Records for the task:
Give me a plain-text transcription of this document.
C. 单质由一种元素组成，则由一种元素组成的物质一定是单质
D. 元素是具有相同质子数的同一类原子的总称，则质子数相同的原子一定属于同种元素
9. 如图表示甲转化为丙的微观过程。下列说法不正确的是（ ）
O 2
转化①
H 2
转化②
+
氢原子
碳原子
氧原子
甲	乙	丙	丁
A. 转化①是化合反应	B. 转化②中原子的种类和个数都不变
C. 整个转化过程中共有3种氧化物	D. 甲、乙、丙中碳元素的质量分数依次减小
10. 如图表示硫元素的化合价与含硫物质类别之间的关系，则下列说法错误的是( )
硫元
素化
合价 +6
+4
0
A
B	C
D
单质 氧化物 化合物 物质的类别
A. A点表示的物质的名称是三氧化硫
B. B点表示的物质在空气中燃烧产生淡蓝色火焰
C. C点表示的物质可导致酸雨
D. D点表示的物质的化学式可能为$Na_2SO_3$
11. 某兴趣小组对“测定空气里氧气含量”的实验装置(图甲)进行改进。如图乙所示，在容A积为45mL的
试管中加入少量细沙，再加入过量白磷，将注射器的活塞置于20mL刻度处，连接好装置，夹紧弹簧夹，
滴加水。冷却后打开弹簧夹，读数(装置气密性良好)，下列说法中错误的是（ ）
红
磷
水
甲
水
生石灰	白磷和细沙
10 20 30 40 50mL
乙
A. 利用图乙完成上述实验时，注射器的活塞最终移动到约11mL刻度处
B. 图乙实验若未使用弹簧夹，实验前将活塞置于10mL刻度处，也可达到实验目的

Instruction: Faithfully transcribe the whole of the data.

Exercise response:
Give me a plain-text transcription of this document.
C. 单质由一种元素组成，则由一种元素组成的物质一定是单质
D. 元素是具有相同质子数的同一类原子的总称，则质子数相同的原子一定属于同种元素
9. 如图表示甲转化为丙的微观过程。下列说法不正确的是（ ）
O 2
转化①
H 2
转化②
+
氢原子
碳原子
氧原子
甲	乙	丙	丁
A. 转化①是化合反应	B. 转化②中原子的种类和个数都不变
C. 整个转化过程中共有3种氧化物	D. 甲、乙、丙中碳元素的质量分数依次减小
10. 如图表示硫元素的化合价与含硫物质类别之间的关系，则下列说法错误的是( )
硫元
素化
合价 +6
+4
0
A
B	C
D
单质 氧化物 化合物 物质的类别
A. A点表示的物质的名称是三氧化硫
B. B点表示的物质在空气中燃烧产生淡蓝色火焰
C. C点表示的物质可导致酸雨
D. D点表示的物质的化学式可能为$Na_2SO_3$
11. 某兴趣小组对“测定空气里氧气含量”的实验装置(图甲)进行改进。如图乙所示，在容A积为45mL的
试管中加入少量细沙，再加入过量白磷，将注射器的活塞置于20mL刻度处，连接好装置，夹紧弹簧夹，
滴加水。冷却后打开弹簧夹，读数(装置气密性良好)，下列说法中错误的是（ ）
红
磷
水
甲
水
生石灰	白磷和细沙
10 20 30 40 50mL
乙
A. 利用图乙完成上述实验时，注射器的活塞最终移动到约11mL刻度处
B. 图乙实验若未使用弹簧夹，实验前将活塞置于10mL刻度处，也可达到实验目的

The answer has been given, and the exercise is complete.